(Rows excerpted from a collection)
-----

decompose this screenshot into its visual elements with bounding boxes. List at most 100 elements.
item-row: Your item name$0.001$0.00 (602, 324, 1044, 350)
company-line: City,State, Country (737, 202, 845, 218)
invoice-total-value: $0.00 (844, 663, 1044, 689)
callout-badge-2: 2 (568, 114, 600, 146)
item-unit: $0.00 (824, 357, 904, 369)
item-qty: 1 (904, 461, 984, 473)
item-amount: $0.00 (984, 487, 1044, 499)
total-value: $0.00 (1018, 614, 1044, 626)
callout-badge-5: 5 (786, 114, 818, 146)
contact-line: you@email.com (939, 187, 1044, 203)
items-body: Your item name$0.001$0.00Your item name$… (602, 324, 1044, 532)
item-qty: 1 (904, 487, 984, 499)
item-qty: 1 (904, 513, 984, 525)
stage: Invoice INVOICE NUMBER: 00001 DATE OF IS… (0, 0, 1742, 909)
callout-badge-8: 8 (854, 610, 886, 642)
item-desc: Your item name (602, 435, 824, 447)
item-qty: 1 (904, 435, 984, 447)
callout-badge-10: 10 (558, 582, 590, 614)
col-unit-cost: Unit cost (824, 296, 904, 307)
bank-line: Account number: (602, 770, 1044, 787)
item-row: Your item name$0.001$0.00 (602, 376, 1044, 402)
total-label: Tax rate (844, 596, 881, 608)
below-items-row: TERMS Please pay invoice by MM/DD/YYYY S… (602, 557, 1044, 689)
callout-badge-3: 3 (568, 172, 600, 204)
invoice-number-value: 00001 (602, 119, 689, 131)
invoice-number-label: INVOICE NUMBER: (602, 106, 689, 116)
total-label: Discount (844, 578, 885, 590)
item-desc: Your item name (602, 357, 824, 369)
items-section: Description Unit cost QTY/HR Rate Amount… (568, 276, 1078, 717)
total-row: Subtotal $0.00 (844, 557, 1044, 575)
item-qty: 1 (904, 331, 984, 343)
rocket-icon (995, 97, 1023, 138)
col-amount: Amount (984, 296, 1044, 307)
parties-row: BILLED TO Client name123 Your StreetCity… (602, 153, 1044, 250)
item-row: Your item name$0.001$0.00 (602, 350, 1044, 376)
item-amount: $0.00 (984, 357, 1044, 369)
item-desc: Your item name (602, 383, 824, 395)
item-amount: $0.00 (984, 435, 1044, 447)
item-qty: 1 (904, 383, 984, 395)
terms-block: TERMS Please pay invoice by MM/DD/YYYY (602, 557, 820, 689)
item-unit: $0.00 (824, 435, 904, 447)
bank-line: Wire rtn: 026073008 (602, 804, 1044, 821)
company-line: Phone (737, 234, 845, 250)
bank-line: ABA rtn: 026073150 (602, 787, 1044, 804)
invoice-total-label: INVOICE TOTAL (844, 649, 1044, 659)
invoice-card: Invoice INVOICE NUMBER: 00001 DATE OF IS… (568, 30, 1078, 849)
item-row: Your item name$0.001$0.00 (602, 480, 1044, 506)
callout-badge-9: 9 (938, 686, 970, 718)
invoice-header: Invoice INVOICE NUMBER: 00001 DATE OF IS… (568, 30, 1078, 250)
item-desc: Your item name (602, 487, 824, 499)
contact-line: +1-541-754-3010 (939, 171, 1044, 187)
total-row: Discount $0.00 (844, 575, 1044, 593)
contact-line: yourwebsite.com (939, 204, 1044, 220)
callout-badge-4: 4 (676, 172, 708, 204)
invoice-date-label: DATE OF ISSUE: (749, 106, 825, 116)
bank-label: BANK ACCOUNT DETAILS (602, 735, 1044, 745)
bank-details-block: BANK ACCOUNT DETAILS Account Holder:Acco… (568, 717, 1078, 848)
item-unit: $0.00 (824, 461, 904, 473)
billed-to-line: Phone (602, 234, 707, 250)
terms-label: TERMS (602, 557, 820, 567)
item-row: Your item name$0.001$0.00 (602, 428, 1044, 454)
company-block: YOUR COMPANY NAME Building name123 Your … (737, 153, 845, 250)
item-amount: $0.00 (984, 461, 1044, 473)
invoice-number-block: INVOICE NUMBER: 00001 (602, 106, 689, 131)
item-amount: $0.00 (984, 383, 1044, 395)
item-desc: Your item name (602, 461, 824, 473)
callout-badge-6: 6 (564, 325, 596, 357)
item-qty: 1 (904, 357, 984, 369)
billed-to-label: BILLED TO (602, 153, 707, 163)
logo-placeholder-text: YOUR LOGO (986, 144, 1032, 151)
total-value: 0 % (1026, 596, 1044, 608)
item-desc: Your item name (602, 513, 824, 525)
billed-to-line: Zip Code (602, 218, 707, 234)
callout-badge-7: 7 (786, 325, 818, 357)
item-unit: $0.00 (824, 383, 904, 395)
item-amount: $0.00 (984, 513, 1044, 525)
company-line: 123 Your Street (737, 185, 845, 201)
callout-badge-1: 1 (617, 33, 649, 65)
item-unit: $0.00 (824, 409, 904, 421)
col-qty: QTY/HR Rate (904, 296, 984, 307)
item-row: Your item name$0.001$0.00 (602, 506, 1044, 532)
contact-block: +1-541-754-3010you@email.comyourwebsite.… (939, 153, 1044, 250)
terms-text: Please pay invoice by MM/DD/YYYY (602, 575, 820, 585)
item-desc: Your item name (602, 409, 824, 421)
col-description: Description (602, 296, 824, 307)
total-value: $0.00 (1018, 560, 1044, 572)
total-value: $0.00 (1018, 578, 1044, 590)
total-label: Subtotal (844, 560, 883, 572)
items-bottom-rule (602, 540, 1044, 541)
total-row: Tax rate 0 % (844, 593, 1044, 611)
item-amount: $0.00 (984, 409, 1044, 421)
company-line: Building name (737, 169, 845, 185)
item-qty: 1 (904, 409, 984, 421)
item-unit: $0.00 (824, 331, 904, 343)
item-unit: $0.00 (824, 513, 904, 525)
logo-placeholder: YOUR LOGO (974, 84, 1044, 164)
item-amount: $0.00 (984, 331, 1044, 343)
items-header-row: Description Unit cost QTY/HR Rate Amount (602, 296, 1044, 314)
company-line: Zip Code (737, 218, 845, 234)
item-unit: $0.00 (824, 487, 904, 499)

-----

The request: Copy out all of the rows above again, keeping every line the same.

Answer to the exercise:
decompose this screenshot into its visual elements with bounding boxes. List at most 100 elements.
item-row: Your item name$0.001$0.00 (602, 324, 1044, 350)
company-line: City,State, Country (737, 202, 845, 218)
invoice-total-value: $0.00 (844, 663, 1044, 689)
callout-badge-2: 2 (568, 114, 600, 146)
item-unit: $0.00 (824, 357, 904, 369)
item-qty: 1 (904, 461, 984, 473)
item-amount: $0.00 (984, 487, 1044, 499)
total-value: $0.00 (1018, 614, 1044, 626)
callout-badge-5: 5 (786, 114, 818, 146)
contact-line: you@email.com (939, 187, 1044, 203)
items-body: Your item name$0.001$0.00Your item name$… (602, 324, 1044, 532)
item-qty: 1 (904, 487, 984, 499)
item-qty: 1 (904, 513, 984, 525)
stage: Invoice INVOICE NUMBER: 00001 DATE OF IS… (0, 0, 1742, 909)
callout-badge-8: 8 (854, 610, 886, 642)
item-desc: Your item name (602, 435, 824, 447)
item-qty: 1 (904, 435, 984, 447)
callout-badge-10: 10 (558, 582, 590, 614)
col-unit-cost: Unit cost (824, 296, 904, 307)
bank-line: Account number: (602, 770, 1044, 787)
item-row: Your item name$0.001$0.00 (602, 376, 1044, 402)
total-label: Tax rate (844, 596, 881, 608)
below-items-row: TERMS Please pay invoice by MM/DD/YYYY S… (602, 557, 1044, 689)
callout-badge-3: 3 (568, 172, 600, 204)
invoice-number-value: 00001 (602, 119, 689, 131)
invoice-number-label: INVOICE NUMBER: (602, 106, 689, 116)
total-label: Discount (844, 578, 885, 590)
item-desc: Your item name (602, 357, 824, 369)
items-section: Description Unit cost QTY/HR Rate Amount… (568, 276, 1078, 717)
total-row: Subtotal $0.00 (844, 557, 1044, 575)
item-qty: 1 (904, 331, 984, 343)
rocket-icon (995, 97, 1023, 138)
col-amount: Amount (984, 296, 1044, 307)
parties-row: BILLED TO Client name123 Your StreetCity… (602, 153, 1044, 250)
item-row: Your item name$0.001$0.00 (602, 350, 1044, 376)
item-amount: $0.00 (984, 357, 1044, 369)
item-desc: Your item name (602, 383, 824, 395)
item-amount: $0.00 (984, 435, 1044, 447)
item-qty: 1 (904, 383, 984, 395)
terms-block: TERMS Please pay invoice by MM/DD/YYYY (602, 557, 820, 689)
item-unit: $0.00 (824, 435, 904, 447)
bank-line: Wire rtn: 026073008 (602, 804, 1044, 821)
company-line: Phone (737, 234, 845, 250)
bank-line: ABA rtn: 026073150 (602, 787, 1044, 804)
invoice-total-label: INVOICE TOTAL (844, 649, 1044, 659)
invoice-card: Invoice INVOICE NUMBER: 00001 DATE OF IS… (568, 30, 1078, 849)
item-row: Your item name$0.001$0.00 (602, 480, 1044, 506)
callout-badge-9: 9 (938, 686, 970, 718)
invoice-header: Invoice INVOICE NUMBER: 00001 DATE OF IS… (568, 30, 1078, 250)
item-desc: Your item name (602, 487, 824, 499)
contact-line: +1-541-754-3010 (939, 171, 1044, 187)
total-row: Discount $0.00 (844, 575, 1044, 593)
contact-line: yourwebsite.com (939, 204, 1044, 220)
callout-badge-4: 4 (676, 172, 708, 204)
invoice-date-label: DATE OF ISSUE: (749, 106, 825, 116)
bank-label: BANK ACCOUNT DETAILS (602, 735, 1044, 745)
bank-details-block: BANK ACCOUNT DETAILS Account Holder:Acco… (568, 717, 1078, 848)
item-unit: $0.00 (824, 461, 904, 473)
billed-to-line: Phone (602, 234, 707, 250)
terms-label: TERMS (602, 557, 820, 567)
item-row: Your item name$0.001$0.00 (602, 428, 1044, 454)
company-block: YOUR COMPANY NAME Building name123 Your … (737, 153, 845, 250)
item-amount: $0.00 (984, 461, 1044, 473)
invoice-number-block: INVOICE NUMBER: 00001 (602, 106, 689, 131)
item-amount: $0.00 (984, 383, 1044, 395)
item-desc: Your item name (602, 461, 824, 473)
callout-badge-6: 6 (564, 325, 596, 357)
item-qty: 1 (904, 357, 984, 369)
billed-to-label: BILLED TO (602, 153, 707, 163)
logo-placeholder-text: YOUR LOGO (986, 144, 1032, 151)
total-value: 0 % (1026, 596, 1044, 608)
item-desc: Your item name (602, 513, 824, 525)
billed-to-line: Zip Code (602, 218, 707, 234)
callout-badge-7: 7 (786, 325, 818, 357)
item-unit: $0.00 (824, 383, 904, 395)
item-amount: $0.00 (984, 513, 1044, 525)
company-line: 123 Your Street (737, 185, 845, 201)
callout-badge-1: 1 (617, 33, 649, 65)
item-unit: $0.00 (824, 409, 904, 421)
col-qty: QTY/HR Rate (904, 296, 984, 307)
item-row: Your item name$0.001$0.00 (602, 506, 1044, 532)
contact-block: +1-541-754-3010you@email.comyourwebsite.… (939, 153, 1044, 250)
terms-text: Please pay invoice by MM/DD/YYYY (602, 575, 820, 585)
item-desc: Your item name (602, 409, 824, 421)
col-description: Description (602, 296, 824, 307)
total-value: $0.00 (1018, 560, 1044, 572)
total-value: $0.00 (1018, 578, 1044, 590)
total-label: Subtotal (844, 560, 883, 572)
items-bottom-rule (602, 540, 1044, 541)
total-row: Tax rate 0 % (844, 593, 1044, 611)
item-amount: $0.00 (984, 409, 1044, 421)
company-line: Building name (737, 169, 845, 185)
item-qty: 1 (904, 409, 984, 421)
item-unit: $0.00 (824, 331, 904, 343)
item-unit: $0.00 (824, 513, 904, 525)
logo-placeholder: YOUR LOGO (974, 84, 1044, 164)
item-amount: $0.00 (984, 331, 1044, 343)
items-header-row: Description Unit cost QTY/HR Rate Amount (602, 296, 1044, 314)
company-line: Zip Code (737, 218, 845, 234)
item-unit: $0.00 (824, 487, 904, 499)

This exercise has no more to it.